— begin —

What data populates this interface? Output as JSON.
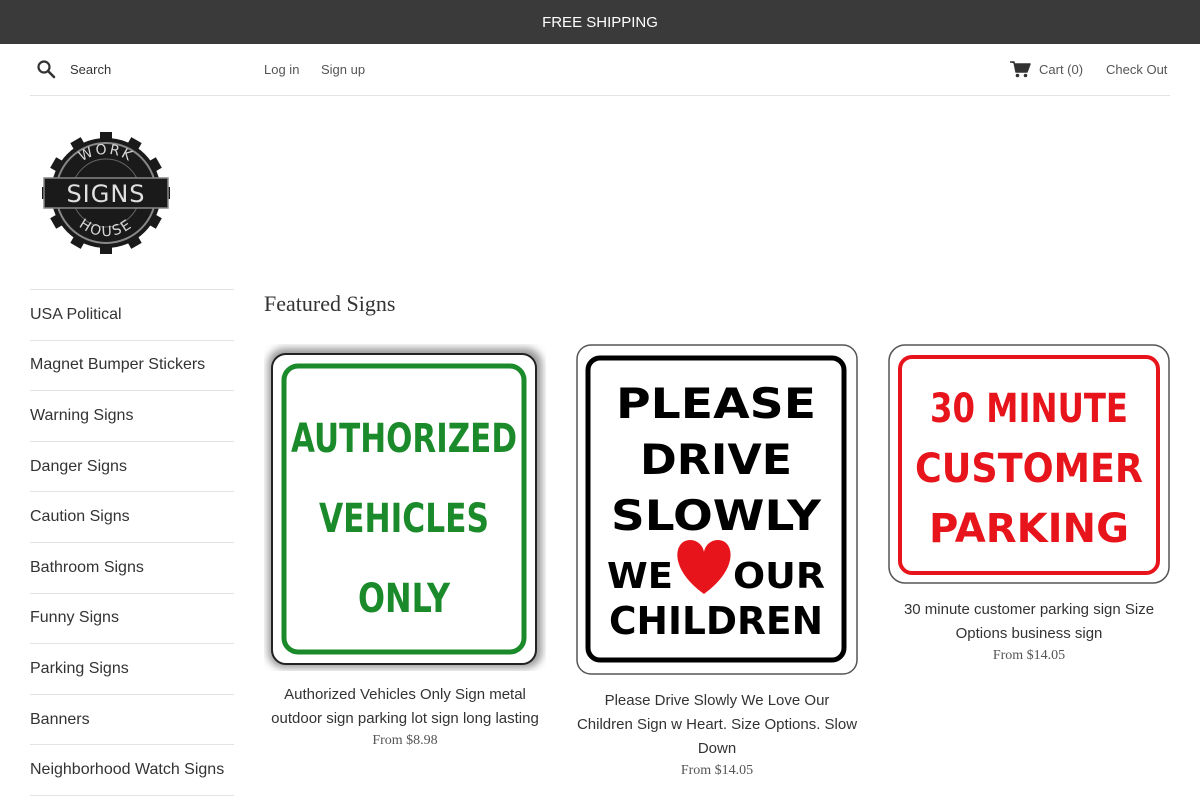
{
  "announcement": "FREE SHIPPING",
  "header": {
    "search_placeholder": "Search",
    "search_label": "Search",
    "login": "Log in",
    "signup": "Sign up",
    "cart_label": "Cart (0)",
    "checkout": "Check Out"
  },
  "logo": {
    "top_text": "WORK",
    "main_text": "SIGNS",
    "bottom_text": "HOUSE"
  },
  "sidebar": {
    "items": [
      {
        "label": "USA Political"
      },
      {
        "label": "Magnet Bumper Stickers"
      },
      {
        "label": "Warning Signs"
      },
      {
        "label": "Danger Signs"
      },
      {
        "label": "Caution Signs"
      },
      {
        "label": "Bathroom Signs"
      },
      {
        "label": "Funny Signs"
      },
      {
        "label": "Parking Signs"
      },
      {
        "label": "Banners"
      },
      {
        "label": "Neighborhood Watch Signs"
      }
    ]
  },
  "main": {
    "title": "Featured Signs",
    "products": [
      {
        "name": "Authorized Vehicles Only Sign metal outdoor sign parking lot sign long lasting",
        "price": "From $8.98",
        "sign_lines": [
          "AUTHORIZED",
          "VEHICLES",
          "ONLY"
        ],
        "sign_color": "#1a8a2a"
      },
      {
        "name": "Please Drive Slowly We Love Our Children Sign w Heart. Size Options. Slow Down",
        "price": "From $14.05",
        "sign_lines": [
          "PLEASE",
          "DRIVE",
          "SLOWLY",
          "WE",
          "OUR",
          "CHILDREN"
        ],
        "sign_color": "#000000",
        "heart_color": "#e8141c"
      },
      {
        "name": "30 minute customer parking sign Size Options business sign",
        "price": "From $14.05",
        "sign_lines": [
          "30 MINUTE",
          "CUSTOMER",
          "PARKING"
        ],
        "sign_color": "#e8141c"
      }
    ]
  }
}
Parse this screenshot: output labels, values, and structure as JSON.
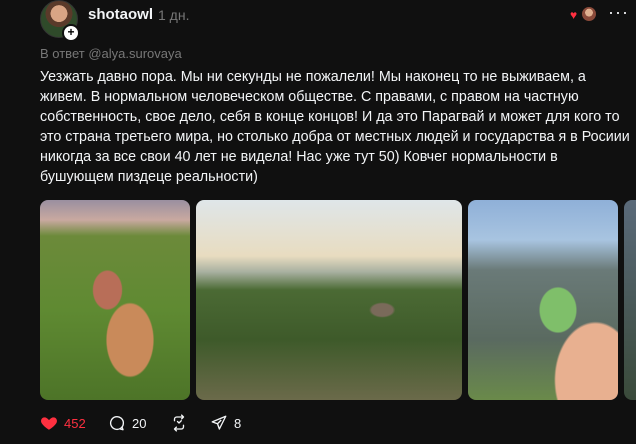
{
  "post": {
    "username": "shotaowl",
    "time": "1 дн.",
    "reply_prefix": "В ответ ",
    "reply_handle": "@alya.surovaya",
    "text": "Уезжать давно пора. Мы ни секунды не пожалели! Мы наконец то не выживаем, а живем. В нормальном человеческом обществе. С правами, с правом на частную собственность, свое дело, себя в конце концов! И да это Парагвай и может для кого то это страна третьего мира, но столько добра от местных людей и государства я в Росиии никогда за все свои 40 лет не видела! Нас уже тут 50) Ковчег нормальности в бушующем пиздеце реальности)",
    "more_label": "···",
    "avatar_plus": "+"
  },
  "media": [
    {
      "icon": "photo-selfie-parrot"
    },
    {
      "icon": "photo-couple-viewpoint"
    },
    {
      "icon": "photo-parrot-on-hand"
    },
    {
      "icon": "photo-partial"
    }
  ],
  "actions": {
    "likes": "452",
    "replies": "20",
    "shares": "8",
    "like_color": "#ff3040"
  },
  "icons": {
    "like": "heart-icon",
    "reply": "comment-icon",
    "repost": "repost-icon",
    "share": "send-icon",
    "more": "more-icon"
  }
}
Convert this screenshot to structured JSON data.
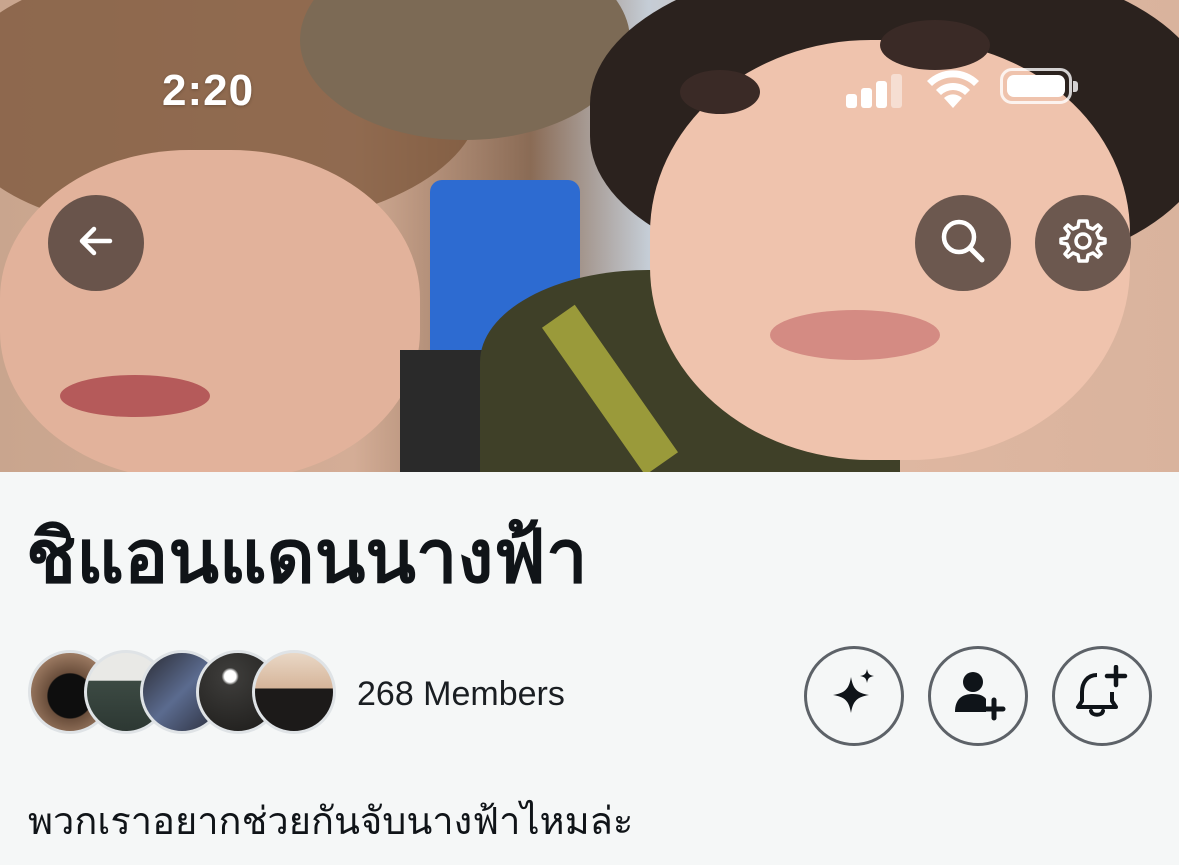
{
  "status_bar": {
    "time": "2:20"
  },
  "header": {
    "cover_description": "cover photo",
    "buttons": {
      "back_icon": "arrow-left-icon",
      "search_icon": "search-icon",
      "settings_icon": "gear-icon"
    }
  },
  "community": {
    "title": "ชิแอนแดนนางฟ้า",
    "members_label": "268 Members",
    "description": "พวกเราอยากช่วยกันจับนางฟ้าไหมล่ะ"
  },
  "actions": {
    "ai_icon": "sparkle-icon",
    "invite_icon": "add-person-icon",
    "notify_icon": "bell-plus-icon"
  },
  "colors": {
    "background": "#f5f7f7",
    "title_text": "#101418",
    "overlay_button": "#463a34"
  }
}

— end —

• WHAT YOU SHOULD DO: Lines holding the word "data" should be counted across the entries; state only how many there are.

• RESULT OF THIS EXERCISE: 2